[Collected data]
--- Start ---

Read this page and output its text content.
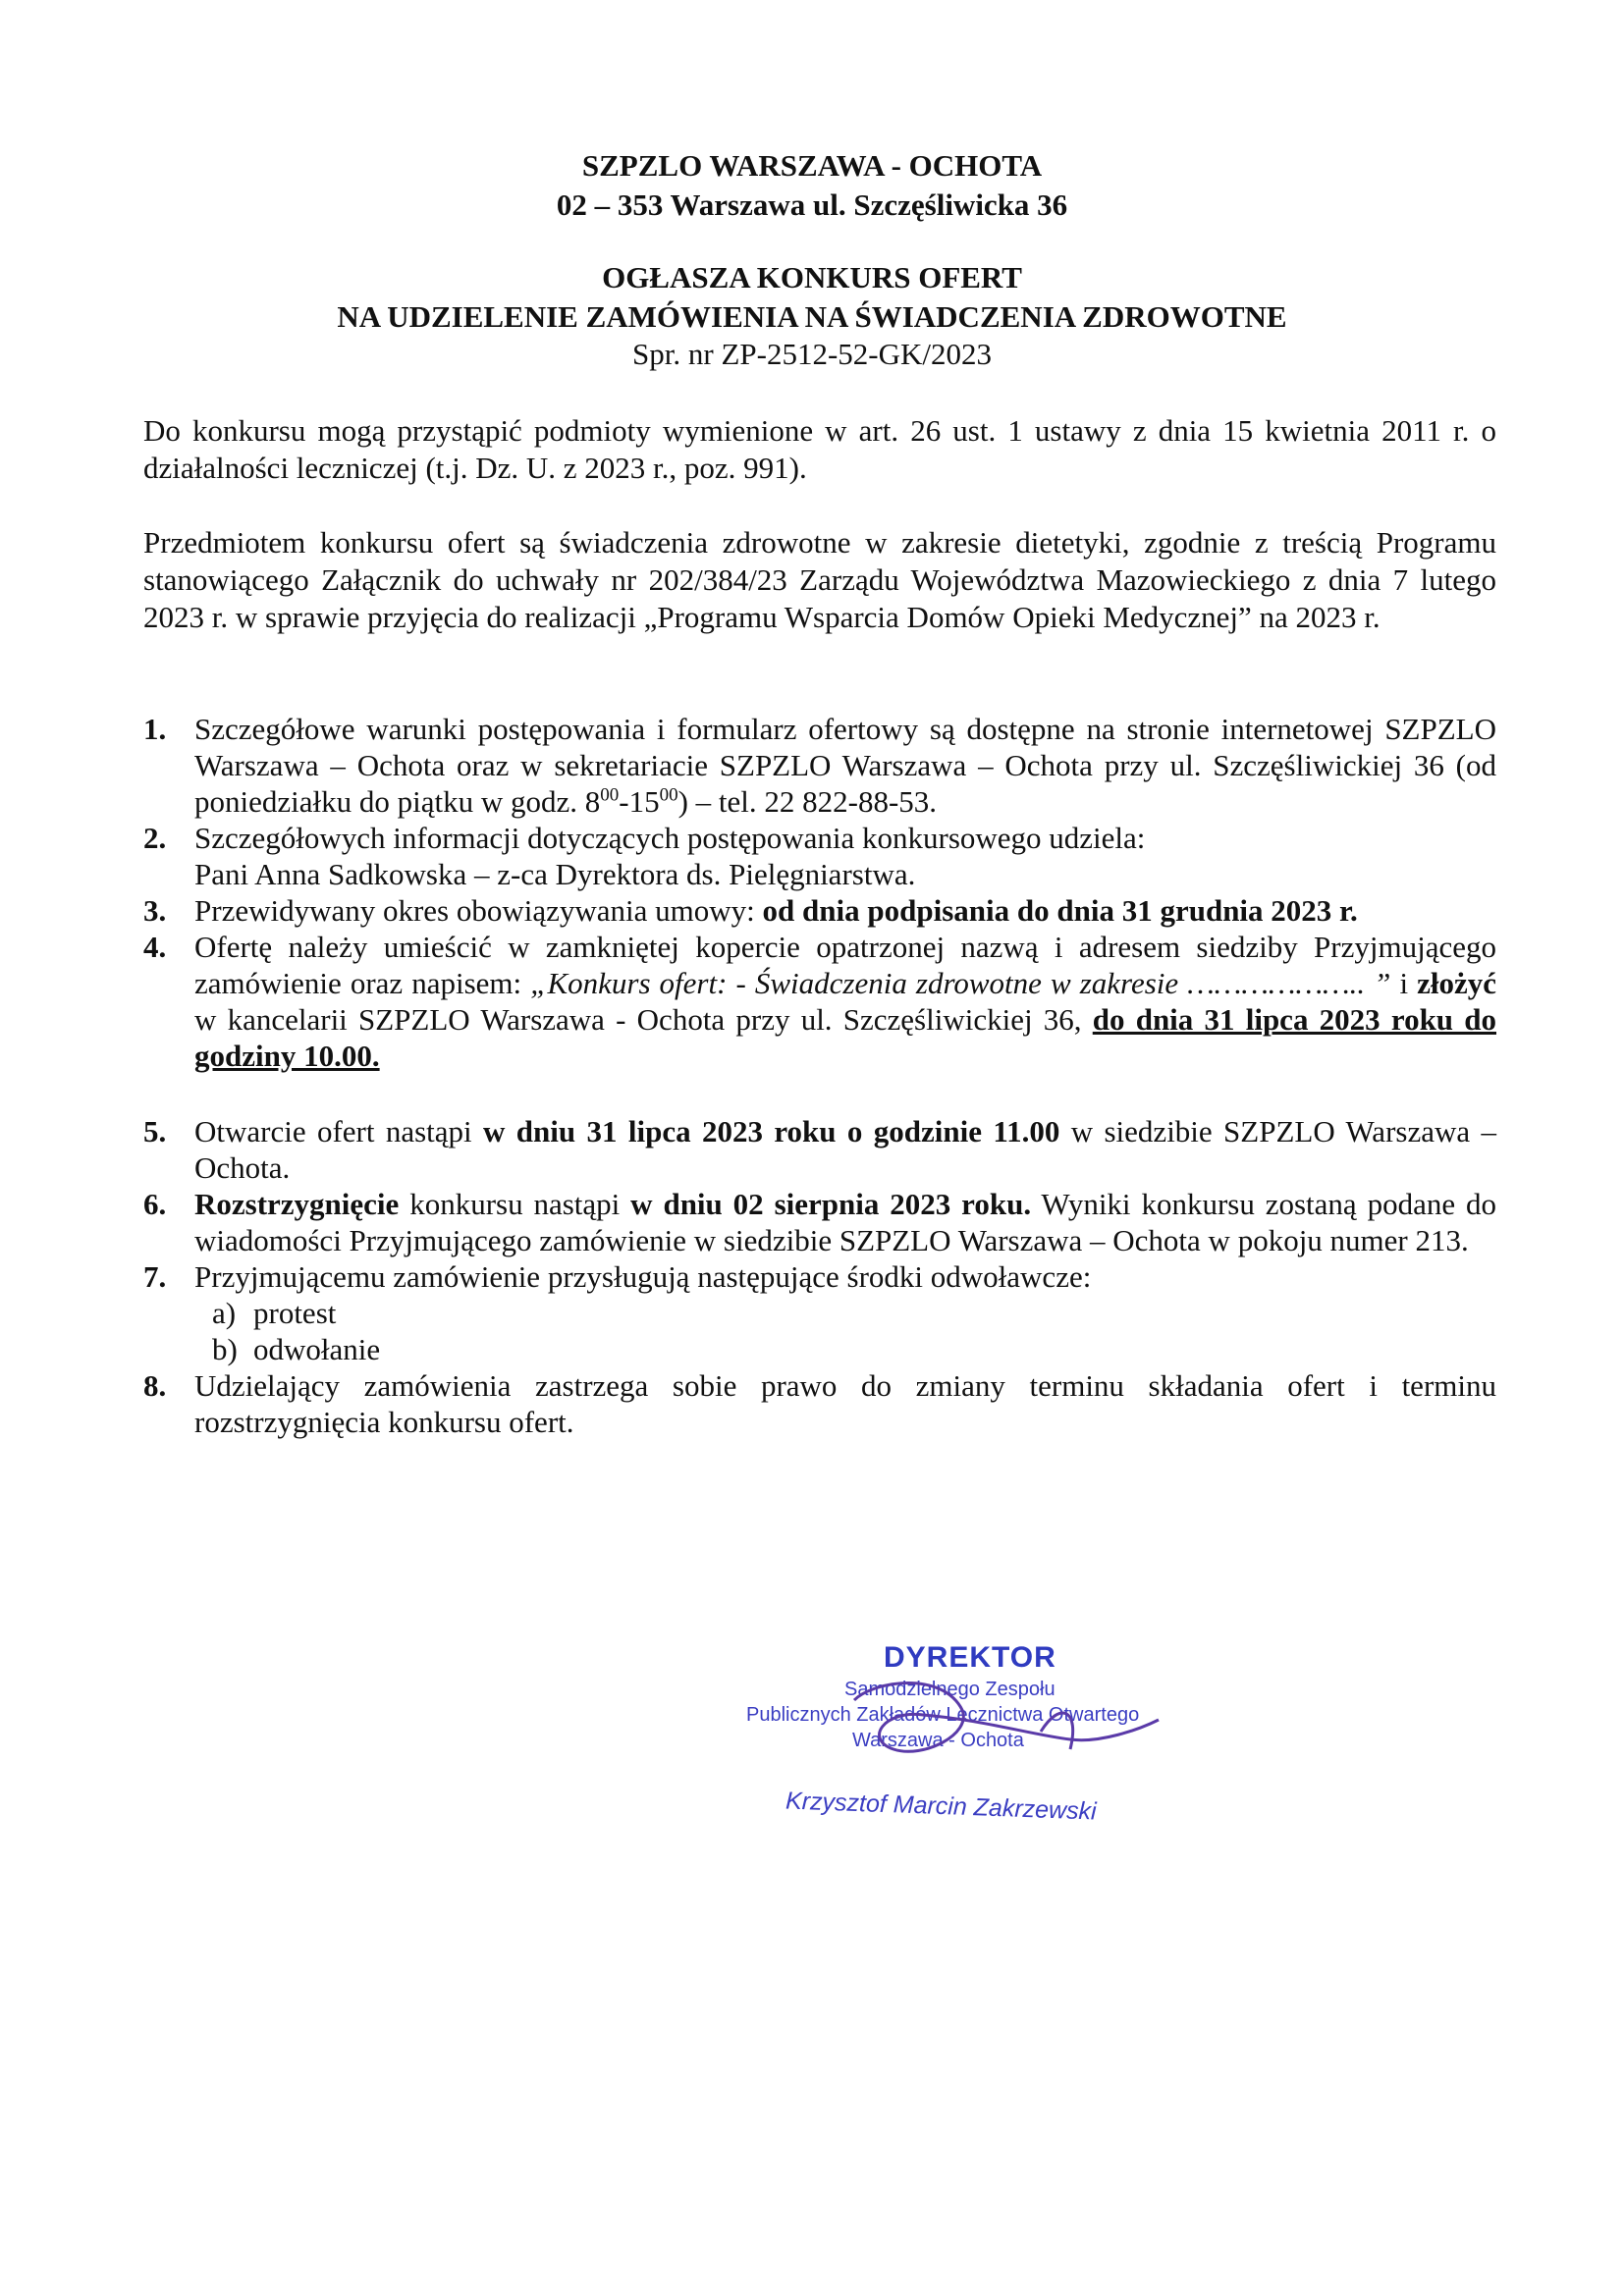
SZPZLO WARSZAWA - OCHOTA
02 – 353 Warszawa ul. Szczęśliwicka 36
OGŁASZA KONKURS OFERT
NA UDZIELENIE ZAMÓWIENIA NA ŚWIADCZENIA ZDROWOTNE
Spr. nr ZP-2512-52-GK/2023
Do konkursu mogą przystąpić podmioty wymienione w art. 26 ust. 1 ustawy z dnia 15 kwietnia 2011 r. o działalności leczniczej (t.j. Dz. U. z 2023 r., poz. 991).
Przedmiotem konkursu ofert są świadczenia zdrowotne w zakresie dietetyki, zgodnie z treścią Programu stanowiącego Załącznik do uchwały nr 202/384/23 Zarządu Województwa Mazowieckiego z dnia 7 lutego 2023 r. w sprawie przyjęcia do realizacji „Programu Wsparcia Domów Opieki Medycznej” na 2023 r.

1. Szczegółowe warunki postępowania i formularz ofertowy są dostępne na stronie internetowej SZPZLO Warszawa – Ochota oraz w sekretariacie SZPZLO Warszawa – Ochota przy ul. Szczęśliwickiej 36 (od poniedziałku do piątku w godz. $8^{00}-15^{00}$) – tel. 22 822-88-53.

2. Szczegółowych informacji dotyczących postępowania konkursowego udziela:
Pani Anna Sadkowska – z-ca Dyrektora ds. Pielęgniarstwa.

3. Przewidywany okres obowiązywania umowy: od dnia podpisania do dnia 31 grudnia 2023 r.

4. Ofertę należy umieścić w zamkniętej kopercie opatrzonej nazwą i adresem siedziby Przyjmującego zamówienie oraz napisem: „Konkurs ofert: - Świadczenia zdrowotne w zakresie ……………….. ” i złożyć w kancelarii SZPZLO Warszawa - Ochota przy ul. Szczęśliwickiej 36, do dnia 31 lipca 2023 roku do godziny 10.00.

5. Otwarcie ofert nastąpi w dniu 31 lipca 2023 roku o godzinie 11.00 w siedzibie SZPZLO Warszawa – Ochota.

6. Rozstrzygnięcie konkursu nastąpi w dniu 02 sierpnia 2023 roku. Wyniki konkursu zostaną podane do wiadomości Przyjmującego zamówienie w siedzibie SZPZLO Warszawa – Ochota w pokoju numer 213.

7. Przyjmującemu zamówienie przysługują następujące środki odwoławcze:
a) protest
b) odwołanie

8. Udzielający zamówienia zastrzega sobie prawo do zmiany terminu składania ofert i terminu rozstrzygnięcia konkursu ofert.

DYREKTOR
Samodzielnego Zespołu
Publicznych Zakładów Lecznictwa Otwartego
Warszawa - Ochota
Krzysztof Marcin Zakrzewski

--- End ---

• **Exercise description**: Copy the whole listing above word for word but do not carry over the pictures.

• **Reply**:
Read this page and output its text content.
SZPZLO WARSZAWA - OCHOTA
02 – 353 Warszawa ul. Szczęśliwicka 36
OGŁASZA KONKURS OFERT
NA UDZIELENIE ZAMÓWIENIA NA ŚWIADCZENIA ZDROWOTNE
Spr. nr ZP-2512-52-GK/2023
Do konkursu mogą przystąpić podmioty wymienione w art. 26 ust. 1 ustawy z dnia 15 kwietnia 2011 r. o działalności leczniczej (t.j. Dz. U. z 2023 r., poz. 991).
Przedmiotem konkursu ofert są świadczenia zdrowotne w zakresie dietetyki, zgodnie z treścią Programu stanowiącego Załącznik do uchwały nr 202/384/23 Zarządu Województwa Mazowieckiego z dnia 7 lutego 2023 r. w sprawie przyjęcia do realizacji „Programu Wsparcia Domów Opieki Medycznej” na 2023 r.

1. Szczegółowe warunki postępowania i formularz ofertowy są dostępne na stronie internetowej SZPZLO Warszawa – Ochota oraz w sekretariacie SZPZLO Warszawa – Ochota przy ul. Szczęśliwickiej 36 (od poniedziałku do piątku w godz. $8^{00}-15^{00}$) – tel. 22 822-88-53.

2. Szczegółowych informacji dotyczących postępowania konkursowego udziela:
Pani Anna Sadkowska – z-ca Dyrektora ds. Pielęgniarstwa.

3. Przewidywany okres obowiązywania umowy: od dnia podpisania do dnia 31 grudnia 2023 r.

4. Ofertę należy umieścić w zamkniętej kopercie opatrzonej nazwą i adresem siedziby Przyjmującego zamówienie oraz napisem: „Konkurs ofert: - Świadczenia zdrowotne w zakresie ……………….. ” i złożyć w kancelarii SZPZLO Warszawa - Ochota przy ul. Szczęśliwickiej 36, do dnia 31 lipca 2023 roku do godziny 10.00.

5. Otwarcie ofert nastąpi w dniu 31 lipca 2023 roku o godzinie 11.00 w siedzibie SZPZLO Warszawa – Ochota.

6. Rozstrzygnięcie konkursu nastąpi w dniu 02 sierpnia 2023 roku. Wyniki konkursu zostaną podane do wiadomości Przyjmującego zamówienie w siedzibie SZPZLO Warszawa – Ochota w pokoju numer 213.

7. Przyjmującemu zamówienie przysługują następujące środki odwoławcze:
a) protest
b) odwołanie

8. Udzielający zamówienia zastrzega sobie prawo do zmiany terminu składania ofert i terminu rozstrzygnięcia konkursu ofert.

DYREKTOR
Samodzielnego Zespołu
Publicznych Zakładów Lecznictwa Otwartego
Warszawa - Ochota
Krzysztof Marcin Zakrzewski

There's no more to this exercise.